## Exercise instructions
Reproduce the listing below exactly. Pictures do not belong in the copy.

Data entries:

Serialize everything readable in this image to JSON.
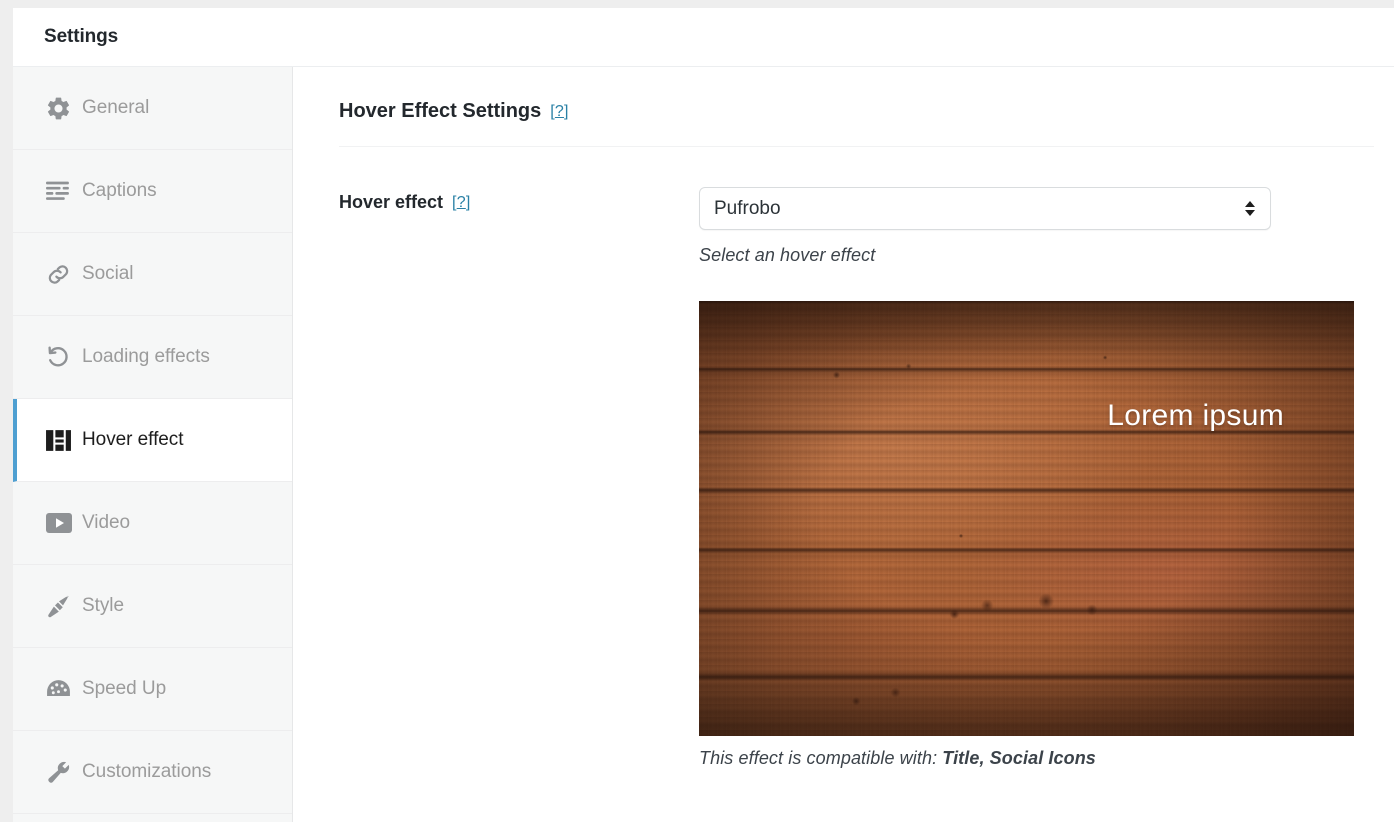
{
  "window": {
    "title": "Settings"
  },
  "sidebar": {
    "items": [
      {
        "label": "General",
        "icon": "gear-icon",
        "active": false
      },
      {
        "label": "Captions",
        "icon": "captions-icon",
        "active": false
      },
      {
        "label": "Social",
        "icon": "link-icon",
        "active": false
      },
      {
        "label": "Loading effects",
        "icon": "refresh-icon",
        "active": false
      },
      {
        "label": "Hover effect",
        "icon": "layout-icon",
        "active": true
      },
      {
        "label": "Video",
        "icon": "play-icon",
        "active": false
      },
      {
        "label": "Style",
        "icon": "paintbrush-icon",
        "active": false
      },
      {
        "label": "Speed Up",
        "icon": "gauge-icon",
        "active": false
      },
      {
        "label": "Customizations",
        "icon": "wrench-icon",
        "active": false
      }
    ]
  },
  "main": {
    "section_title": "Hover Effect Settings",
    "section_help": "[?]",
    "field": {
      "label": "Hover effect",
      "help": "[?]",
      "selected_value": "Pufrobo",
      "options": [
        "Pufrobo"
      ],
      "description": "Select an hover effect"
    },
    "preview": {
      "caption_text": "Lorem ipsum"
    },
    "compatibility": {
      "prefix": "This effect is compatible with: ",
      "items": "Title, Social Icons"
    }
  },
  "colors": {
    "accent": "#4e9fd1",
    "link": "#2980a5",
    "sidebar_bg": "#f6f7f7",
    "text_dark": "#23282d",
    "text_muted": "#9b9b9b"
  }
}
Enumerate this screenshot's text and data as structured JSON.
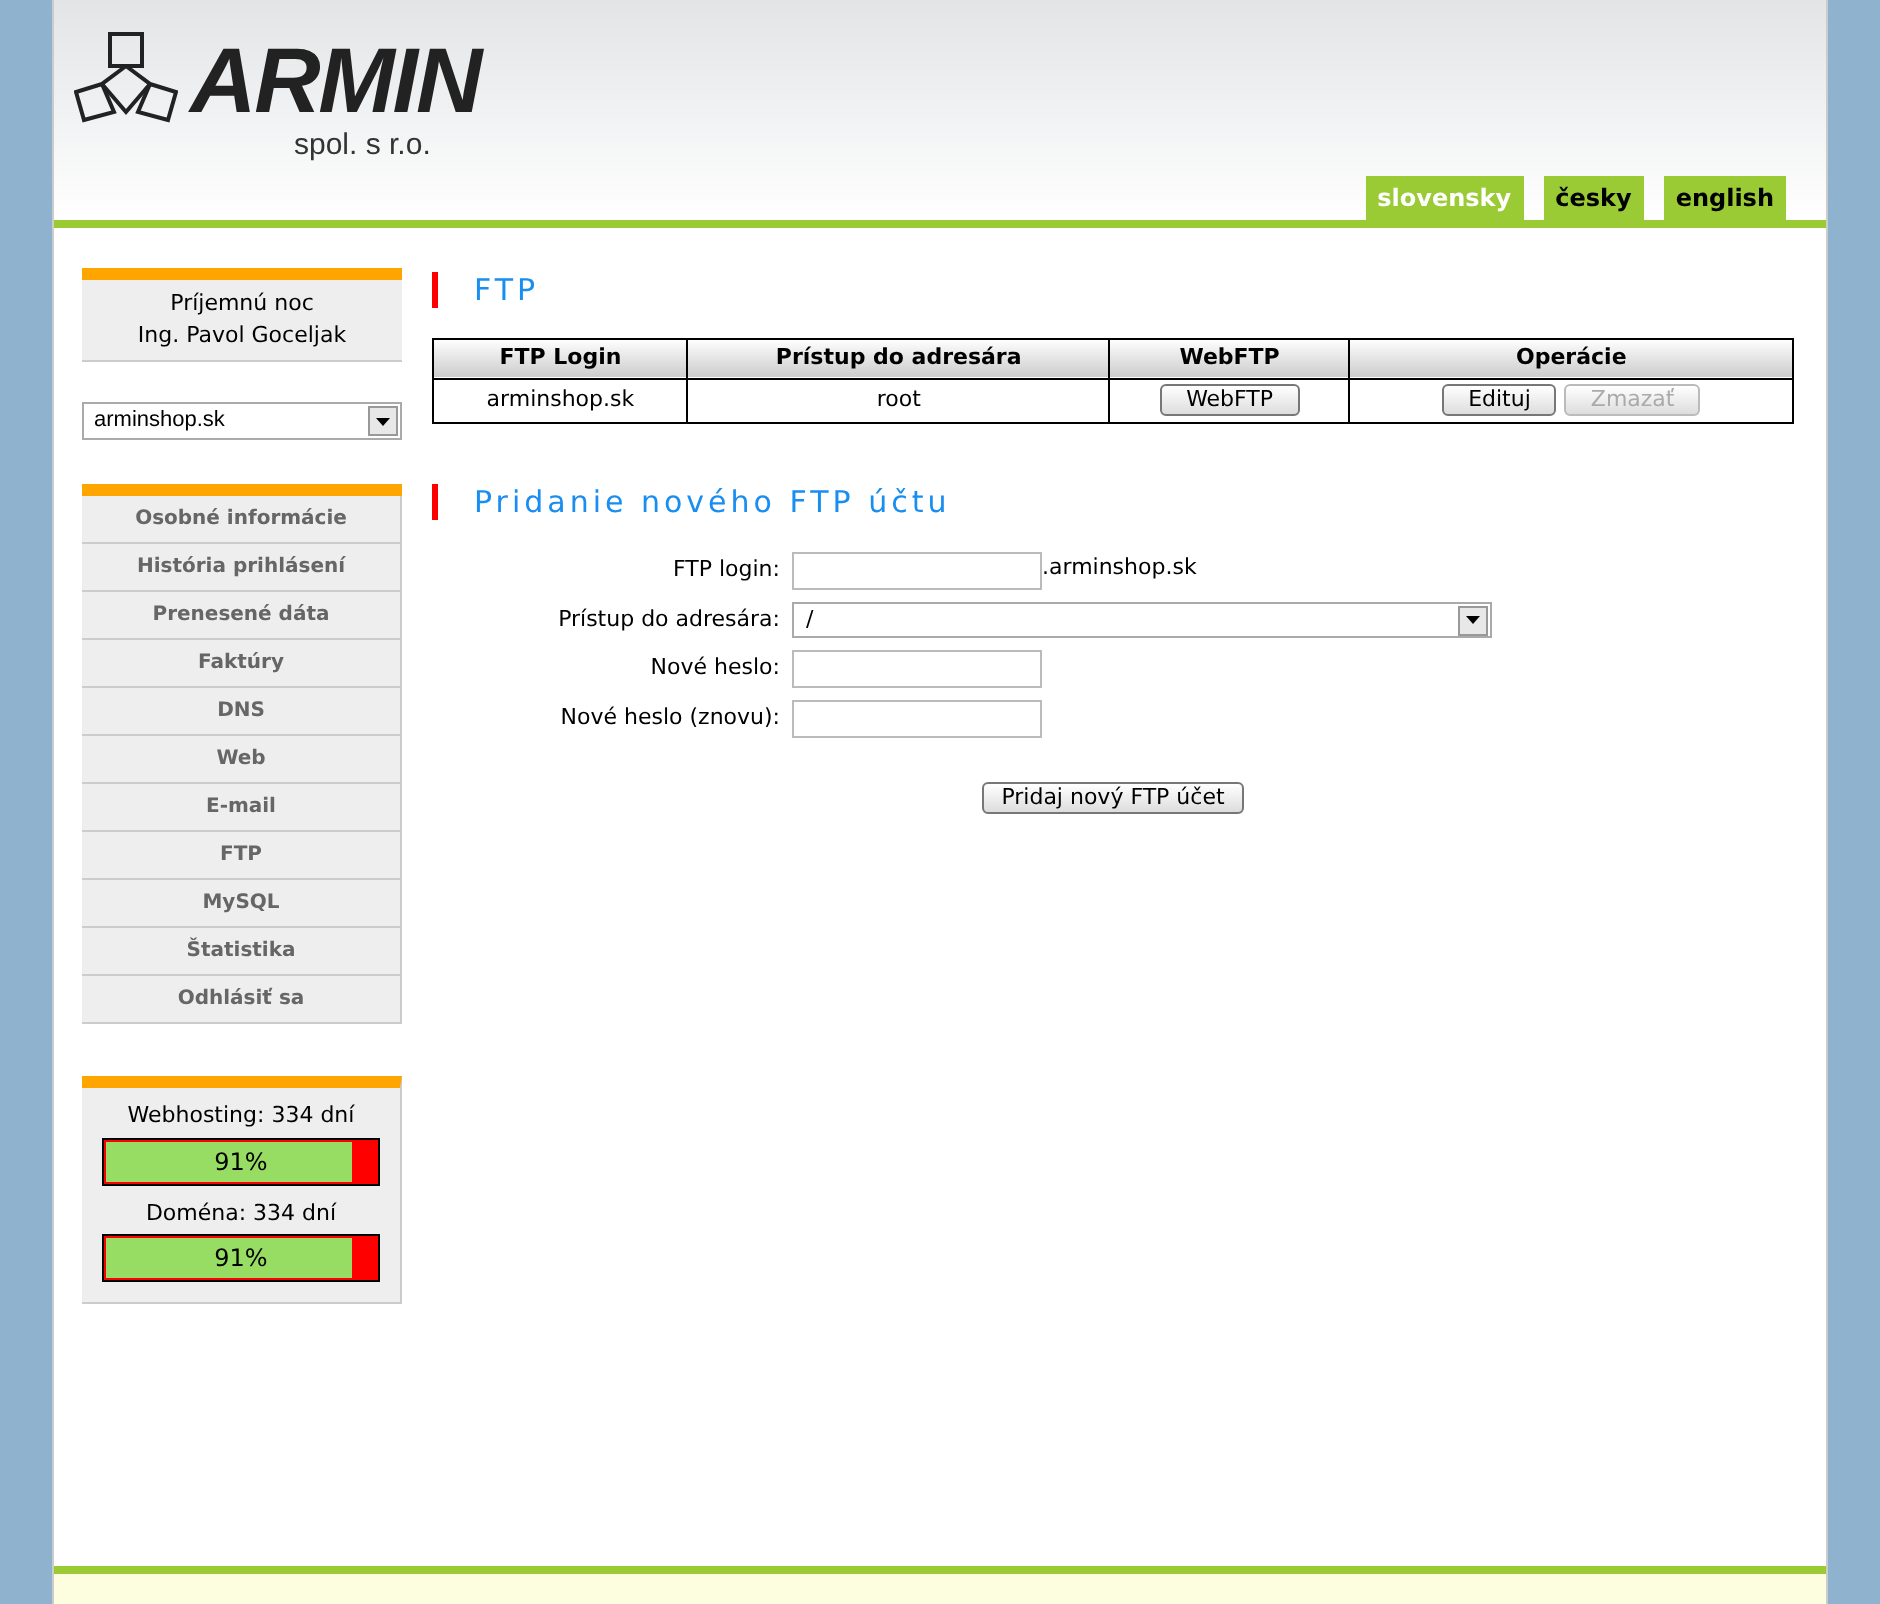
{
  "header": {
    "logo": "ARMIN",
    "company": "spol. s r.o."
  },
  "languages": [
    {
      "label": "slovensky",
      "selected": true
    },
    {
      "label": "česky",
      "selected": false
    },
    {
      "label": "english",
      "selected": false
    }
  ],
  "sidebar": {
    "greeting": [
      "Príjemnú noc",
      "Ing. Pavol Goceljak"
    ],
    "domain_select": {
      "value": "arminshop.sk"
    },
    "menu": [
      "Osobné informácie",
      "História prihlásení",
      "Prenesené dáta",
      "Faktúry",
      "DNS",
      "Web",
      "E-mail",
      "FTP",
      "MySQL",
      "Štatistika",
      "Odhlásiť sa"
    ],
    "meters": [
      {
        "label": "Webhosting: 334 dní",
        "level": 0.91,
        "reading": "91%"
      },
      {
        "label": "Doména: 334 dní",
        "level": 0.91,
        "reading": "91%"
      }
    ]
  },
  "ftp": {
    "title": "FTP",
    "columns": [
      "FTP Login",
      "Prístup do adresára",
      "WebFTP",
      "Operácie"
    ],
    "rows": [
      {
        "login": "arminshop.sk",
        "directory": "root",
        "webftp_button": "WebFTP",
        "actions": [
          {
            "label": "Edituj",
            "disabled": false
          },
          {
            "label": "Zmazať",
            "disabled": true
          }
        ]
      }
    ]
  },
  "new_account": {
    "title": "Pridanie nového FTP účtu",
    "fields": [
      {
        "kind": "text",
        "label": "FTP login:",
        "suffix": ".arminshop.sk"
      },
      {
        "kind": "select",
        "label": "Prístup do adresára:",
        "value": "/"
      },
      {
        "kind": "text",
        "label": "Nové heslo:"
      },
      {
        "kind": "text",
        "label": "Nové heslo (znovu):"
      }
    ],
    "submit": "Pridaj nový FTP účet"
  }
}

## Exercise answer
Serialize everything readable in this image to JSON.
{
  "window": {
    "title": "Settings"
  },
  "sidebar": {
    "items": [
      {
        "label": "General",
        "icon": "gear-icon",
        "active": false
      },
      {
        "label": "Captions",
        "icon": "captions-icon",
        "active": false
      },
      {
        "label": "Social",
        "icon": "link-icon",
        "active": false
      },
      {
        "label": "Loading effects",
        "icon": "refresh-icon",
        "active": false
      },
      {
        "label": "Hover effect",
        "icon": "layout-icon",
        "active": true
      },
      {
        "label": "Video",
        "icon": "play-icon",
        "active": false
      },
      {
        "label": "Style",
        "icon": "paintbrush-icon",
        "active": false
      },
      {
        "label": "Speed Up",
        "icon": "gauge-icon",
        "active": false
      },
      {
        "label": "Customizations",
        "icon": "wrench-icon",
        "active": false
      }
    ]
  },
  "main": {
    "section_title": "Hover Effect Settings",
    "section_help": "[?]",
    "field": {
      "label": "Hover effect",
      "help": "[?]",
      "selected_value": "Pufrobo",
      "options": [
        "Pufrobo"
      ],
      "description": "Select an hover effect"
    },
    "preview": {
      "caption_text": "Lorem ipsum"
    },
    "compatibility": {
      "prefix": "This effect is compatible with: ",
      "items": "Title, Social Icons"
    }
  },
  "colors": {
    "accent": "#4e9fd1",
    "link": "#2980a5",
    "sidebar_bg": "#f6f7f7",
    "text_dark": "#23282d",
    "text_muted": "#9b9b9b"
  }
}
Enumerate this screenshot's text and data as structured JSON.
{
  "header": {
    "logo": "ARMIN",
    "company": "spol. s r.o."
  },
  "languages": [
    {
      "label": "slovensky",
      "selected": true
    },
    {
      "label": "česky",
      "selected": false
    },
    {
      "label": "english",
      "selected": false
    }
  ],
  "sidebar": {
    "greeting": [
      "Príjemnú noc",
      "Ing. Pavol Goceljak"
    ],
    "domain_select": {
      "value": "arminshop.sk"
    },
    "menu": [
      "Osobné informácie",
      "História prihlásení",
      "Prenesené dáta",
      "Faktúry",
      "DNS",
      "Web",
      "E-mail",
      "FTP",
      "MySQL",
      "Štatistika",
      "Odhlásiť sa"
    ],
    "meters": [
      {
        "label": "Webhosting: 334 dní",
        "level": 0.91,
        "reading": "91%"
      },
      {
        "label": "Doména: 334 dní",
        "level": 0.91,
        "reading": "91%"
      }
    ]
  },
  "ftp": {
    "title": "FTP",
    "columns": [
      "FTP Login",
      "Prístup do adresára",
      "WebFTP",
      "Operácie"
    ],
    "rows": [
      {
        "login": "arminshop.sk",
        "directory": "root",
        "webftp_button": "WebFTP",
        "actions": [
          {
            "label": "Edituj",
            "disabled": false
          },
          {
            "label": "Zmazať",
            "disabled": true
          }
        ]
      }
    ]
  },
  "new_account": {
    "title": "Pridanie nového FTP účtu",
    "fields": [
      {
        "kind": "text",
        "label": "FTP login:",
        "suffix": ".arminshop.sk"
      },
      {
        "kind": "select",
        "label": "Prístup do adresára:",
        "value": "/"
      },
      {
        "kind": "text",
        "label": "Nové heslo:"
      },
      {
        "kind": "text",
        "label": "Nové heslo (znovu):"
      }
    ],
    "submit": "Pridaj nový FTP účet"
  }
}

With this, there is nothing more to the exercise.